— Requirements —
Repeat each entry word for word. Leave any images out of the copy.

— Exercise inputs —
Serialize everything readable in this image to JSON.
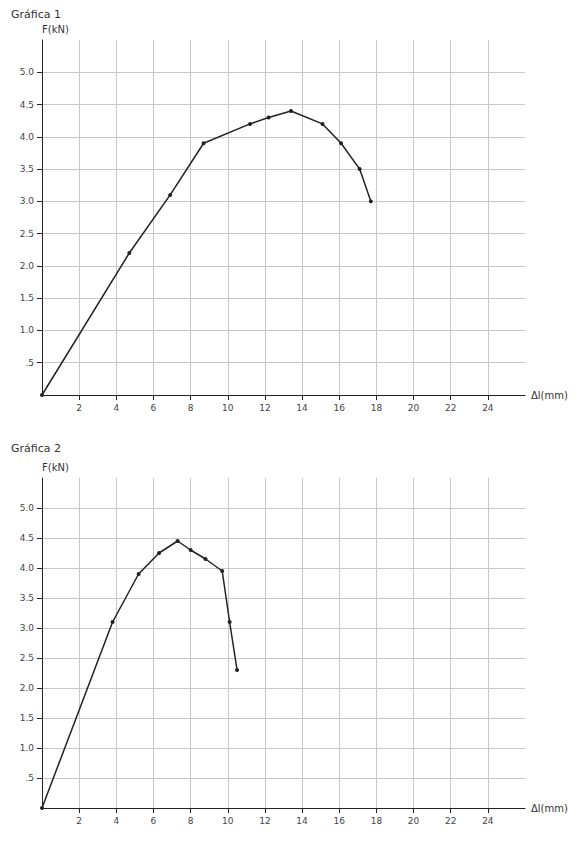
{
  "chart_data": [
    {
      "type": "line",
      "title": "Gráfica 1",
      "y_label": "F(kN)",
      "x_label": "Δl(mm)",
      "x": [
        0,
        4.7,
        6.9,
        8.7,
        11.2,
        12.2,
        13.4,
        15.1,
        16.1,
        17.1,
        17.7
      ],
      "values": [
        0,
        2.2,
        3.1,
        3.9,
        4.2,
        4.3,
        4.4,
        4.2,
        3.9,
        3.5,
        3.0
      ],
      "color": "#222222",
      "marker": "circle",
      "line_style": "solid",
      "grid": true,
      "xlim": [
        0,
        26
      ],
      "xticks": [
        2,
        4,
        6,
        8,
        10,
        12,
        14,
        16,
        18,
        20,
        22,
        24
      ],
      "ylim": [
        0,
        5.5
      ],
      "yticks": [
        {
          "value": 0.5,
          "label": ".5"
        },
        {
          "value": 1,
          "label": "1.0"
        },
        {
          "value": 1.5,
          "label": "1.5"
        },
        {
          "value": 2,
          "label": "2.0"
        },
        {
          "value": 2.5,
          "label": "2.5"
        },
        {
          "value": 3,
          "label": "3.0"
        },
        {
          "value": 3.5,
          "label": "3.5"
        },
        {
          "value": 4,
          "label": "4.0"
        },
        {
          "value": 4.5,
          "label": "4.5"
        },
        {
          "value": 5,
          "label": "5.0"
        }
      ]
    },
    {
      "type": "line",
      "title": "Gráfica 2",
      "y_label": "F(kN)",
      "x_label": "Δl(mm)",
      "x": [
        0,
        3.8,
        5.2,
        6.3,
        7.3,
        8.0,
        8.8,
        9.7,
        10.1,
        10.5
      ],
      "values": [
        0,
        3.1,
        3.9,
        4.25,
        4.45,
        4.3,
        4.15,
        3.95,
        3.1,
        2.3
      ],
      "color": "#222222",
      "marker": "circle",
      "line_style": "solid",
      "grid": true,
      "xlim": [
        0,
        26
      ],
      "xticks": [
        2,
        4,
        6,
        8,
        10,
        12,
        14,
        16,
        18,
        20,
        22,
        24
      ],
      "ylim": [
        0,
        5.5
      ],
      "yticks": [
        {
          "value": 0.5,
          "label": ".5"
        },
        {
          "value": 1,
          "label": "1.0"
        },
        {
          "value": 1.5,
          "label": "1.5"
        },
        {
          "value": 2,
          "label": "2.0"
        },
        {
          "value": 2.5,
          "label": "2.5"
        },
        {
          "value": 3,
          "label": "3.0"
        },
        {
          "value": 3.5,
          "label": "3.5"
        },
        {
          "value": 4,
          "label": "4.0"
        },
        {
          "value": 4.5,
          "label": "4.5"
        },
        {
          "value": 5,
          "label": "5.0"
        }
      ]
    }
  ]
}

— In response —
Serialize everything readable in this image to JSON.
{
  "chart_data": [
    {
      "type": "line",
      "title": "Gráfica 1",
      "y_label": "F(kN)",
      "x_label": "Δl(mm)",
      "x": [
        0,
        4.7,
        6.9,
        8.7,
        11.2,
        12.2,
        13.4,
        15.1,
        16.1,
        17.1,
        17.7
      ],
      "values": [
        0,
        2.2,
        3.1,
        3.9,
        4.2,
        4.3,
        4.4,
        4.2,
        3.9,
        3.5,
        3.0
      ],
      "color": "#222222",
      "marker": "circle",
      "line_style": "solid",
      "grid": true,
      "xlim": [
        0,
        26
      ],
      "xticks": [
        2,
        4,
        6,
        8,
        10,
        12,
        14,
        16,
        18,
        20,
        22,
        24
      ],
      "ylim": [
        0,
        5.5
      ],
      "yticks": [
        {
          "value": 0.5,
          "label": ".5"
        },
        {
          "value": 1,
          "label": "1.0"
        },
        {
          "value": 1.5,
          "label": "1.5"
        },
        {
          "value": 2,
          "label": "2.0"
        },
        {
          "value": 2.5,
          "label": "2.5"
        },
        {
          "value": 3,
          "label": "3.0"
        },
        {
          "value": 3.5,
          "label": "3.5"
        },
        {
          "value": 4,
          "label": "4.0"
        },
        {
          "value": 4.5,
          "label": "4.5"
        },
        {
          "value": 5,
          "label": "5.0"
        }
      ]
    },
    {
      "type": "line",
      "title": "Gráfica 2",
      "y_label": "F(kN)",
      "x_label": "Δl(mm)",
      "x": [
        0,
        3.8,
        5.2,
        6.3,
        7.3,
        8.0,
        8.8,
        9.7,
        10.1,
        10.5
      ],
      "values": [
        0,
        3.1,
        3.9,
        4.25,
        4.45,
        4.3,
        4.15,
        3.95,
        3.1,
        2.3
      ],
      "color": "#222222",
      "marker": "circle",
      "line_style": "solid",
      "grid": true,
      "xlim": [
        0,
        26
      ],
      "xticks": [
        2,
        4,
        6,
        8,
        10,
        12,
        14,
        16,
        18,
        20,
        22,
        24
      ],
      "ylim": [
        0,
        5.5
      ],
      "yticks": [
        {
          "value": 0.5,
          "label": ".5"
        },
        {
          "value": 1,
          "label": "1.0"
        },
        {
          "value": 1.5,
          "label": "1.5"
        },
        {
          "value": 2,
          "label": "2.0"
        },
        {
          "value": 2.5,
          "label": "2.5"
        },
        {
          "value": 3,
          "label": "3.0"
        },
        {
          "value": 3.5,
          "label": "3.5"
        },
        {
          "value": 4,
          "label": "4.0"
        },
        {
          "value": 4.5,
          "label": "4.5"
        },
        {
          "value": 5,
          "label": "5.0"
        }
      ]
    }
  ]
}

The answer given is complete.